Task objective:
Set out each line from the following listing that includes the word "osocza".

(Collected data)

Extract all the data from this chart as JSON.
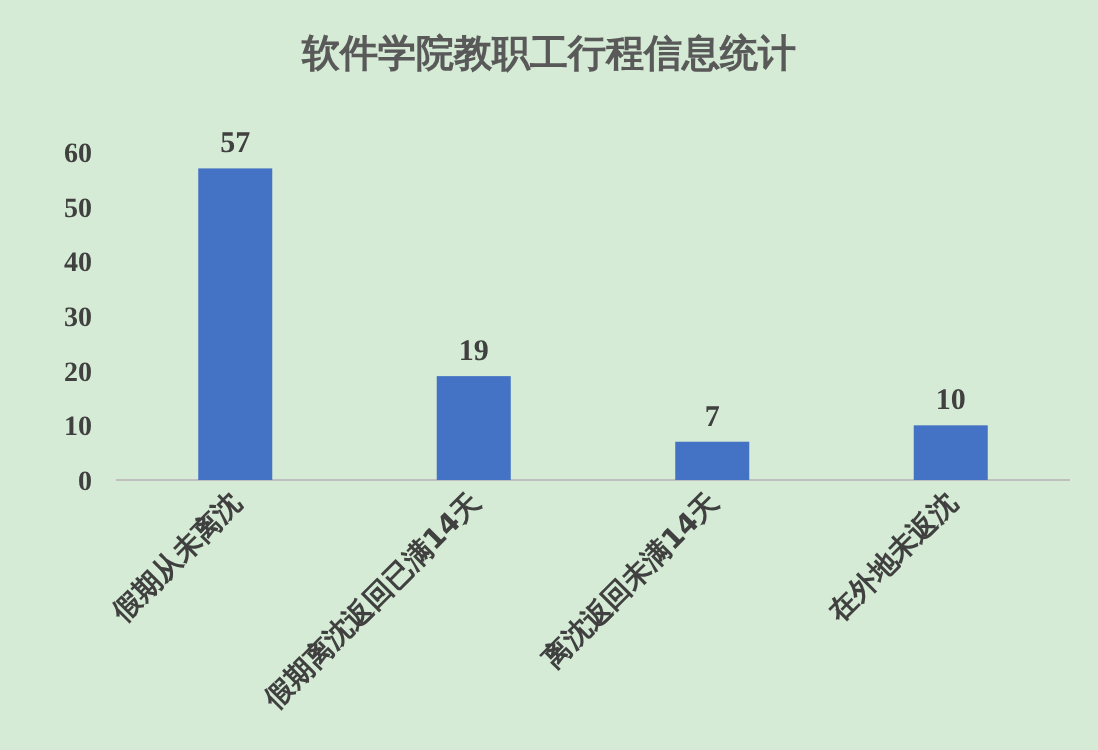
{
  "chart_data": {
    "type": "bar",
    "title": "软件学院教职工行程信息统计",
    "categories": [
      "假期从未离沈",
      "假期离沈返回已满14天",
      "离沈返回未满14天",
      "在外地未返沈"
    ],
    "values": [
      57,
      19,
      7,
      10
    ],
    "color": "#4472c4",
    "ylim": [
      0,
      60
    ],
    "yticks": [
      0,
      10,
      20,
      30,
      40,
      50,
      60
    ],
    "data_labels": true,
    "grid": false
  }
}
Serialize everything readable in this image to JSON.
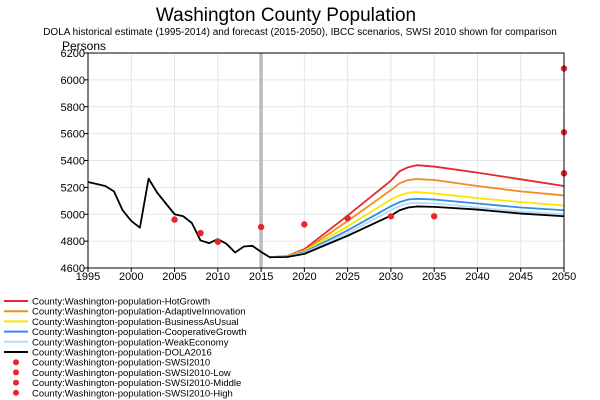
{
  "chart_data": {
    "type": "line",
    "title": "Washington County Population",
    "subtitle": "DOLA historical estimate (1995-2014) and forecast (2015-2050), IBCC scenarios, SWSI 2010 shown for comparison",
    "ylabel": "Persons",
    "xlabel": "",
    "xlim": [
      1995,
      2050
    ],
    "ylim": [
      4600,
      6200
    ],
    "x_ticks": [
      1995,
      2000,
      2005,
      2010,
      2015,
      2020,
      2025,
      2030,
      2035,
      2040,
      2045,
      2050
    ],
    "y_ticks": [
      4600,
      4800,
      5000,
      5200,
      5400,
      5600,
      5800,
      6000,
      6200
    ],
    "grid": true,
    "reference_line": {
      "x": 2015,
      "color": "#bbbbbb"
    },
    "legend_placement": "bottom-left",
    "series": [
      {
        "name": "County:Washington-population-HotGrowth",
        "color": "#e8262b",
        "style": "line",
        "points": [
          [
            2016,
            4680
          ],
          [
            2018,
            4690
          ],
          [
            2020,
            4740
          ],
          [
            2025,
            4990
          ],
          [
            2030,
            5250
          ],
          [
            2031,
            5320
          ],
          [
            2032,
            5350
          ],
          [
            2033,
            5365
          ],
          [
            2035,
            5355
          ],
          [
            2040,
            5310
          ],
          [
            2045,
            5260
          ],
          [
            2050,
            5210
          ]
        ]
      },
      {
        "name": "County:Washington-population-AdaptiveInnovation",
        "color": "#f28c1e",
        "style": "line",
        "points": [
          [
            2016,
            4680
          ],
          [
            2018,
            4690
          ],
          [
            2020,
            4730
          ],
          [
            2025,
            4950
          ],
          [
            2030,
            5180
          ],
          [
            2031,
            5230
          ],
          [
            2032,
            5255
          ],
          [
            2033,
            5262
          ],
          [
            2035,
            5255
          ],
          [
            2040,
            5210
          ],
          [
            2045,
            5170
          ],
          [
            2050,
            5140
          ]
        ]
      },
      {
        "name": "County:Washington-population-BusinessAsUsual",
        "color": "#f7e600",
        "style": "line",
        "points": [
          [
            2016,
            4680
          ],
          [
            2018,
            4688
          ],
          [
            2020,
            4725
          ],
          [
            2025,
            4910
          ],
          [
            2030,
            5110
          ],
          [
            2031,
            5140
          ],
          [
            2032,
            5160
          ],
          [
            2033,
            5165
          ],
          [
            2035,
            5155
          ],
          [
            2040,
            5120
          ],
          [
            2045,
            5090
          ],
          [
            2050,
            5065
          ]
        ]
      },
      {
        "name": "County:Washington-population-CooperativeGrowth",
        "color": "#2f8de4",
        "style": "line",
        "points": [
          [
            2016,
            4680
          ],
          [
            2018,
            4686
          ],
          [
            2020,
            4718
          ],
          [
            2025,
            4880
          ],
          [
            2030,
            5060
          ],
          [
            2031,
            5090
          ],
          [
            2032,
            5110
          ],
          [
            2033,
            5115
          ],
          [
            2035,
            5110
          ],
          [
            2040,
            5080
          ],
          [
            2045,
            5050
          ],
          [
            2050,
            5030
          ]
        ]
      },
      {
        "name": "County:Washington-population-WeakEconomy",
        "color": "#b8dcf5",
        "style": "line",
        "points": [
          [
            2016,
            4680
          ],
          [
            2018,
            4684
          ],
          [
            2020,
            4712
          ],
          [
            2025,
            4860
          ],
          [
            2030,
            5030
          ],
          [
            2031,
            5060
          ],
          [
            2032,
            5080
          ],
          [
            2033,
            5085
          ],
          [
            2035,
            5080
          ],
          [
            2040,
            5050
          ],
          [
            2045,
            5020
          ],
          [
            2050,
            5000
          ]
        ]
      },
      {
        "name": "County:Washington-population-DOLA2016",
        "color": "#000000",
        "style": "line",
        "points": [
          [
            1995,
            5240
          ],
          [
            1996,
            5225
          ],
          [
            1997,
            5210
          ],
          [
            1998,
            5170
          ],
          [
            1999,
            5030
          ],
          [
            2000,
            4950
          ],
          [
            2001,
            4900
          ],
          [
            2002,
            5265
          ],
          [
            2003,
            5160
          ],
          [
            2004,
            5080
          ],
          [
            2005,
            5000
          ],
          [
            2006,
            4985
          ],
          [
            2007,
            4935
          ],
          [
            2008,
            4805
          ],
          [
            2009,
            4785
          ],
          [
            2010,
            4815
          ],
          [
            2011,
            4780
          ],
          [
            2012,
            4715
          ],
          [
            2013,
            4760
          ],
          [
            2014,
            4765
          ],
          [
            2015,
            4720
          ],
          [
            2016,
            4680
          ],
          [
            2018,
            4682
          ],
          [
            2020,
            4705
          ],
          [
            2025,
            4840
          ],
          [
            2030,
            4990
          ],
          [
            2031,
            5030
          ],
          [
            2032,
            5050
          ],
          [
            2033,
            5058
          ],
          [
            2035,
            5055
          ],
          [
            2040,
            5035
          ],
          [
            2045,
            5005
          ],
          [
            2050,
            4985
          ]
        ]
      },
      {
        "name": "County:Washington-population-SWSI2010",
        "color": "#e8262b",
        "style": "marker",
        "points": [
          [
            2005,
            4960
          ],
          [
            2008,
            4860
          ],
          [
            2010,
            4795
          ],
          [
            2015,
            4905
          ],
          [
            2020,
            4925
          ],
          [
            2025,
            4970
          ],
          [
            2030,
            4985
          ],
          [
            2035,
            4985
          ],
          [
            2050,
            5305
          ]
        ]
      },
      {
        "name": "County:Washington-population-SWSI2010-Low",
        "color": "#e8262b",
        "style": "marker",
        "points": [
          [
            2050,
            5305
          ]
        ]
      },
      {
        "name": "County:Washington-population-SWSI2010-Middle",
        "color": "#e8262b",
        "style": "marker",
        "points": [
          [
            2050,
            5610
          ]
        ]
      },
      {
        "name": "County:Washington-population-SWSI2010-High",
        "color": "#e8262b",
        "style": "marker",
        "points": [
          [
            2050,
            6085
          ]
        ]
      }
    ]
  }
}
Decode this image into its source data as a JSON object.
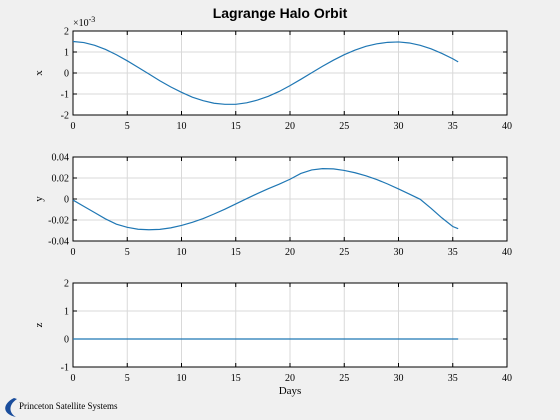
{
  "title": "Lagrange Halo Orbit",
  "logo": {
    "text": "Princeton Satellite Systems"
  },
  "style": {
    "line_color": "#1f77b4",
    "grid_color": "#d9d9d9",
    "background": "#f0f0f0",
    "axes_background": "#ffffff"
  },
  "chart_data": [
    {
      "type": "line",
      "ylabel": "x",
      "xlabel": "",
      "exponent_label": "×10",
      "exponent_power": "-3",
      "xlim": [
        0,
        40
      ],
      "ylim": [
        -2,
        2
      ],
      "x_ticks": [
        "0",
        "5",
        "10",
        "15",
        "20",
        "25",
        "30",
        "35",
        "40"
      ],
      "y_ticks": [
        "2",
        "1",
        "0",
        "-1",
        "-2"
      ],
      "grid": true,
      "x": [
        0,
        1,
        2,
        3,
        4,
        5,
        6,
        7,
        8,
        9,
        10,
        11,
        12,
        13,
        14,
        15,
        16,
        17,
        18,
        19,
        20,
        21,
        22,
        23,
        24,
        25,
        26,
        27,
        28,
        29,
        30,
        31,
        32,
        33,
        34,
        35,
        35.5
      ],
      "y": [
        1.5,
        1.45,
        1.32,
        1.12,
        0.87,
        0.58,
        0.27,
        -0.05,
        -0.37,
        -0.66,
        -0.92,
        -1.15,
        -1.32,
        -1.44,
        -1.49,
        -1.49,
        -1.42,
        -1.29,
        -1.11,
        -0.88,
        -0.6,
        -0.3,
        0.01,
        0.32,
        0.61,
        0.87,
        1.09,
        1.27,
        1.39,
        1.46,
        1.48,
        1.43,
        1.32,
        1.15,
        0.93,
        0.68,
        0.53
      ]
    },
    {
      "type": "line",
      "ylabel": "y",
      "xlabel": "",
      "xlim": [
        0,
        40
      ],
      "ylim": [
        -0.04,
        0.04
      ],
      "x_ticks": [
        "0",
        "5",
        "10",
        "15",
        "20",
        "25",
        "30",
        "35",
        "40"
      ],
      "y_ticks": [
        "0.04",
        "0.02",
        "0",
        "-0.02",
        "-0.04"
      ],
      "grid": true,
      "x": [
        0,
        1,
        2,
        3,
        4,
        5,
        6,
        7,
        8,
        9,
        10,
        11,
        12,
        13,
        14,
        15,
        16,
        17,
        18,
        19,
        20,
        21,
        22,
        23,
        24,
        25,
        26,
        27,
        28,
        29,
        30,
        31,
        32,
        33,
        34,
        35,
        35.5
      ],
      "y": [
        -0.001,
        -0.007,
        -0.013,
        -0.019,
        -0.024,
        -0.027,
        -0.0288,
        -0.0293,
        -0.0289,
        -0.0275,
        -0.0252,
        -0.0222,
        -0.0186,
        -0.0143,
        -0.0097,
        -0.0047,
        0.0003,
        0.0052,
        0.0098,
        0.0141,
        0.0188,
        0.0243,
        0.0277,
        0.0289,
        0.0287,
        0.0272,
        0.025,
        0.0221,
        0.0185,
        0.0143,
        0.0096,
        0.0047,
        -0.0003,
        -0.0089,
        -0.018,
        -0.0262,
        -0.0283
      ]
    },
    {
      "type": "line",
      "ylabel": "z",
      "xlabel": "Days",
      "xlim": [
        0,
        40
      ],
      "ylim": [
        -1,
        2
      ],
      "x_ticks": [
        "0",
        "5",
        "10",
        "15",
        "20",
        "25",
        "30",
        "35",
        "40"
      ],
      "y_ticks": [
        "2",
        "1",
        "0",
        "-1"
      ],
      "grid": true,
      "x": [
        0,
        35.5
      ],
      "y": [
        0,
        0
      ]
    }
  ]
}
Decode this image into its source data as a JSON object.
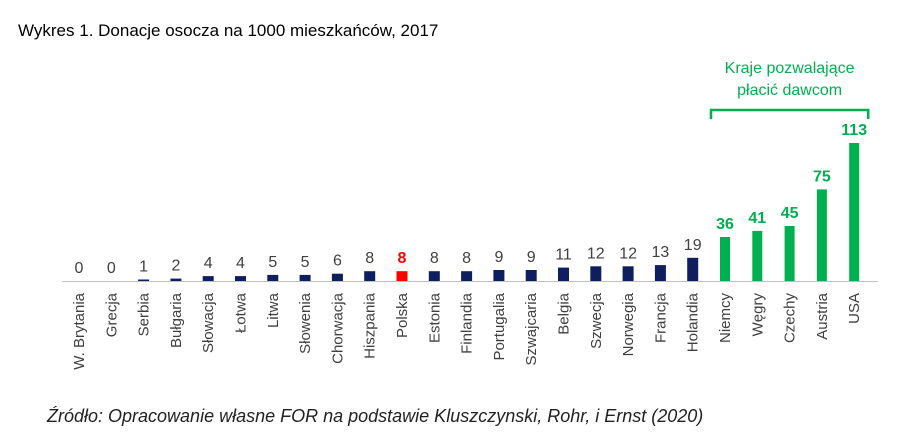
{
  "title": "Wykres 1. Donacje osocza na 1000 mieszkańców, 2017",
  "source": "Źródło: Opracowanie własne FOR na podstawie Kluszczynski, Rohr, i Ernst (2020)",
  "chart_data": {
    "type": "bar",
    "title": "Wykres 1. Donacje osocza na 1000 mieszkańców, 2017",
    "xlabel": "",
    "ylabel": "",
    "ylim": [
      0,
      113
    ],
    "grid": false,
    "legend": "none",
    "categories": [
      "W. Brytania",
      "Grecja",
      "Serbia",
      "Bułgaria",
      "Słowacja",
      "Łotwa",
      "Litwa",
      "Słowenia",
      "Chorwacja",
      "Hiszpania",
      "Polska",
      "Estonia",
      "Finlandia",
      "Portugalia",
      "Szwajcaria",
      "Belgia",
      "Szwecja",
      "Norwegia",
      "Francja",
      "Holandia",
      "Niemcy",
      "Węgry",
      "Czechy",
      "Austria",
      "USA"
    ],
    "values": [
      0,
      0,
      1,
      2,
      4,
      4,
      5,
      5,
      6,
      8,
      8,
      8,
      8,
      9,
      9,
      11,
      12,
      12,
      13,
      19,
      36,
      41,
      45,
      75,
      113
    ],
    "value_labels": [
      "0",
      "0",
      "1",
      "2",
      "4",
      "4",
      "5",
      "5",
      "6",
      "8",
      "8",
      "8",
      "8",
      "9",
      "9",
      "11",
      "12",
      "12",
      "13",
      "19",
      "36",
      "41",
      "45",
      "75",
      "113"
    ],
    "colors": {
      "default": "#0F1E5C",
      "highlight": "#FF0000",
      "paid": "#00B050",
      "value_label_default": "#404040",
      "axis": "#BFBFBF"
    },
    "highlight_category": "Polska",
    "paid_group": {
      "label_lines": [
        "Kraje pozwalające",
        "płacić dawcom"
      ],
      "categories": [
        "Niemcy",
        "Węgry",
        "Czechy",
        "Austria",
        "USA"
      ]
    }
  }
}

Solution to this exercise:
  "title": "Wykres 1. Donacje osocza na 1000 mieszkańców, 2017",
    "title": "Wykres 1. Donacje osocza na 1000 mieszkańców, 2017",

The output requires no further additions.